Stored items from a collection
________________________________________
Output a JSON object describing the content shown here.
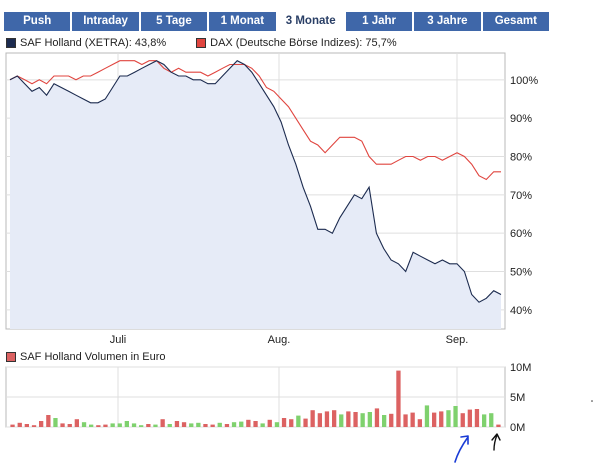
{
  "tabs": [
    {
      "label": "Push",
      "active": false
    },
    {
      "label": "Intraday",
      "active": false
    },
    {
      "label": "5 Tage",
      "active": false
    },
    {
      "label": "1 Monat",
      "active": false
    },
    {
      "label": "3 Monate",
      "active": true
    },
    {
      "label": "1 Jahr",
      "active": false
    },
    {
      "label": "3 Jahre",
      "active": false
    },
    {
      "label": "Gesamt",
      "active": false
    }
  ],
  "colors": {
    "tab_bg": "#3f67a9",
    "saf_line": "#1c2b4f",
    "saf_fill": "#e6ebf7",
    "dax_line": "#e0453f",
    "vol_up": "#7fd16e",
    "vol_down": "#dc6262",
    "grid": "#dfdfdf",
    "annotation": "#1a3cd6"
  },
  "legend": {
    "saf": "SAF Holland (XETRA): 43,8%",
    "dax": "DAX (Deutsche Börse Indizes): 75,7%",
    "volume": "SAF Holland Volumen in Euro"
  },
  "chart_data": [
    {
      "type": "line",
      "x_ticks": [
        "Juli",
        "Aug.",
        "Sep."
      ],
      "y_ticks": [
        "100%",
        "90%",
        "80%",
        "70%",
        "60%",
        "50%",
        "40%"
      ],
      "ylim": [
        35,
        107
      ],
      "y_ticks_values": [
        100,
        90,
        80,
        70,
        60,
        50,
        40
      ],
      "grid": true,
      "series": [
        {
          "name": "SAF Holland (XETRA): 43,8%",
          "values": [
            100,
            101,
            99,
            97,
            98,
            96,
            99,
            98,
            97,
            96,
            95,
            94,
            94,
            95,
            98,
            101,
            101,
            102,
            103,
            104,
            105,
            104,
            102,
            101,
            101,
            100,
            100,
            99,
            99,
            101,
            103,
            105,
            104,
            102,
            99,
            96,
            93,
            89,
            83,
            78,
            72,
            67,
            61,
            61,
            60,
            64,
            67,
            70,
            69,
            72,
            60,
            56,
            53,
            52,
            50,
            55,
            54,
            53,
            52,
            53,
            52,
            52,
            50,
            44,
            42,
            43,
            45,
            44
          ]
        },
        {
          "name": "DAX (Deutsche Börse Indizes): 75,7%",
          "values": [
            100,
            101,
            100,
            99,
            100,
            99,
            101,
            101,
            101,
            100,
            101,
            101,
            102,
            103,
            104,
            105,
            105,
            105,
            104,
            105,
            105,
            103,
            102,
            103,
            102,
            102,
            102,
            101,
            102,
            103,
            104,
            104,
            104,
            103,
            101,
            98,
            97,
            95,
            93,
            90,
            87,
            84,
            83,
            81,
            83,
            85,
            85,
            85,
            84,
            80,
            78,
            78,
            78,
            79,
            80,
            80,
            79,
            80,
            80,
            79,
            80,
            81,
            80,
            78,
            75,
            74,
            76,
            76
          ]
        }
      ]
    },
    {
      "type": "bar",
      "y_ticks": [
        "10M",
        "5M",
        "0M"
      ],
      "y_ticks_values": [
        10,
        5,
        0
      ],
      "ylim": [
        0,
        10
      ],
      "series": [
        {
          "name": "SAF Holland Volumen in Euro",
          "values": [
            0.4,
            0.7,
            0.5,
            0.3,
            1.0,
            2.0,
            1.5,
            0.6,
            0.5,
            1.3,
            0.8,
            0.4,
            0.3,
            0.4,
            0.6,
            0.6,
            1.0,
            0.6,
            0.3,
            0.5,
            0.4,
            1.3,
            0.5,
            1.0,
            0.8,
            0.6,
            0.7,
            0.5,
            0.4,
            0.7,
            0.5,
            0.8,
            0.9,
            1.2,
            1.0,
            0.6,
            1.2,
            0.8,
            1.5,
            1.3,
            1.9,
            1.4,
            2.8,
            2.3,
            2.6,
            2.8,
            2.1,
            2.6,
            2.5,
            2.3,
            2.5,
            3.1,
            2.0,
            2.2,
            9.4,
            2.1,
            2.4,
            1.3,
            3.6,
            2.4,
            2.6,
            2.8,
            3.5,
            2.3,
            2.9,
            3.0,
            2.1,
            2.3,
            0.4
          ],
          "up": [
            false,
            false,
            false,
            false,
            false,
            false,
            true,
            false,
            false,
            false,
            true,
            true,
            false,
            false,
            true,
            true,
            true,
            true,
            true,
            false,
            true,
            false,
            true,
            false,
            false,
            true,
            true,
            false,
            false,
            true,
            false,
            true,
            true,
            false,
            false,
            true,
            false,
            true,
            false,
            false,
            true,
            false,
            false,
            false,
            false,
            false,
            true,
            false,
            false,
            true,
            true,
            false,
            true,
            false,
            false,
            false,
            false,
            false,
            true,
            false,
            false,
            true,
            true,
            false,
            false,
            false,
            true,
            true,
            false
          ]
        }
      ]
    }
  ]
}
________________________________________
Reproduce the entries above word for word. Pictures stay out.

Output a JSON object describing the content shown here.
{
  "tabs": [
    {
      "label": "Push",
      "active": false
    },
    {
      "label": "Intraday",
      "active": false
    },
    {
      "label": "5 Tage",
      "active": false
    },
    {
      "label": "1 Monat",
      "active": false
    },
    {
      "label": "3 Monate",
      "active": true
    },
    {
      "label": "1 Jahr",
      "active": false
    },
    {
      "label": "3 Jahre",
      "active": false
    },
    {
      "label": "Gesamt",
      "active": false
    }
  ],
  "colors": {
    "tab_bg": "#3f67a9",
    "saf_line": "#1c2b4f",
    "saf_fill": "#e6ebf7",
    "dax_line": "#e0453f",
    "vol_up": "#7fd16e",
    "vol_down": "#dc6262",
    "grid": "#dfdfdf",
    "annotation": "#1a3cd6"
  },
  "legend": {
    "saf": "SAF Holland (XETRA): 43,8%",
    "dax": "DAX (Deutsche Börse Indizes): 75,7%",
    "volume": "SAF Holland Volumen in Euro"
  },
  "chart_data": [
    {
      "type": "line",
      "x_ticks": [
        "Juli",
        "Aug.",
        "Sep."
      ],
      "y_ticks": [
        "100%",
        "90%",
        "80%",
        "70%",
        "60%",
        "50%",
        "40%"
      ],
      "ylim": [
        35,
        107
      ],
      "y_ticks_values": [
        100,
        90,
        80,
        70,
        60,
        50,
        40
      ],
      "grid": true,
      "series": [
        {
          "name": "SAF Holland (XETRA): 43,8%",
          "values": [
            100,
            101,
            99,
            97,
            98,
            96,
            99,
            98,
            97,
            96,
            95,
            94,
            94,
            95,
            98,
            101,
            101,
            102,
            103,
            104,
            105,
            104,
            102,
            101,
            101,
            100,
            100,
            99,
            99,
            101,
            103,
            105,
            104,
            102,
            99,
            96,
            93,
            89,
            83,
            78,
            72,
            67,
            61,
            61,
            60,
            64,
            67,
            70,
            69,
            72,
            60,
            56,
            53,
            52,
            50,
            55,
            54,
            53,
            52,
            53,
            52,
            52,
            50,
            44,
            42,
            43,
            45,
            44
          ]
        },
        {
          "name": "DAX (Deutsche Börse Indizes): 75,7%",
          "values": [
            100,
            101,
            100,
            99,
            100,
            99,
            101,
            101,
            101,
            100,
            101,
            101,
            102,
            103,
            104,
            105,
            105,
            105,
            104,
            105,
            105,
            103,
            102,
            103,
            102,
            102,
            102,
            101,
            102,
            103,
            104,
            104,
            104,
            103,
            101,
            98,
            97,
            95,
            93,
            90,
            87,
            84,
            83,
            81,
            83,
            85,
            85,
            85,
            84,
            80,
            78,
            78,
            78,
            79,
            80,
            80,
            79,
            80,
            80,
            79,
            80,
            81,
            80,
            78,
            75,
            74,
            76,
            76
          ]
        }
      ]
    },
    {
      "type": "bar",
      "y_ticks": [
        "10M",
        "5M",
        "0M"
      ],
      "y_ticks_values": [
        10,
        5,
        0
      ],
      "ylim": [
        0,
        10
      ],
      "series": [
        {
          "name": "SAF Holland Volumen in Euro",
          "values": [
            0.4,
            0.7,
            0.5,
            0.3,
            1.0,
            2.0,
            1.5,
            0.6,
            0.5,
            1.3,
            0.8,
            0.4,
            0.3,
            0.4,
            0.6,
            0.6,
            1.0,
            0.6,
            0.3,
            0.5,
            0.4,
            1.3,
            0.5,
            1.0,
            0.8,
            0.6,
            0.7,
            0.5,
            0.4,
            0.7,
            0.5,
            0.8,
            0.9,
            1.2,
            1.0,
            0.6,
            1.2,
            0.8,
            1.5,
            1.3,
            1.9,
            1.4,
            2.8,
            2.3,
            2.6,
            2.8,
            2.1,
            2.6,
            2.5,
            2.3,
            2.5,
            3.1,
            2.0,
            2.2,
            9.4,
            2.1,
            2.4,
            1.3,
            3.6,
            2.4,
            2.6,
            2.8,
            3.5,
            2.3,
            2.9,
            3.0,
            2.1,
            2.3,
            0.4
          ],
          "up": [
            false,
            false,
            false,
            false,
            false,
            false,
            true,
            false,
            false,
            false,
            true,
            true,
            false,
            false,
            true,
            true,
            true,
            true,
            true,
            false,
            true,
            false,
            true,
            false,
            false,
            true,
            true,
            false,
            false,
            true,
            false,
            true,
            true,
            false,
            false,
            true,
            false,
            true,
            false,
            false,
            true,
            false,
            false,
            false,
            false,
            false,
            true,
            false,
            false,
            true,
            true,
            false,
            true,
            false,
            false,
            false,
            false,
            false,
            true,
            false,
            false,
            true,
            true,
            false,
            false,
            false,
            true,
            true,
            false
          ]
        }
      ]
    }
  ]
}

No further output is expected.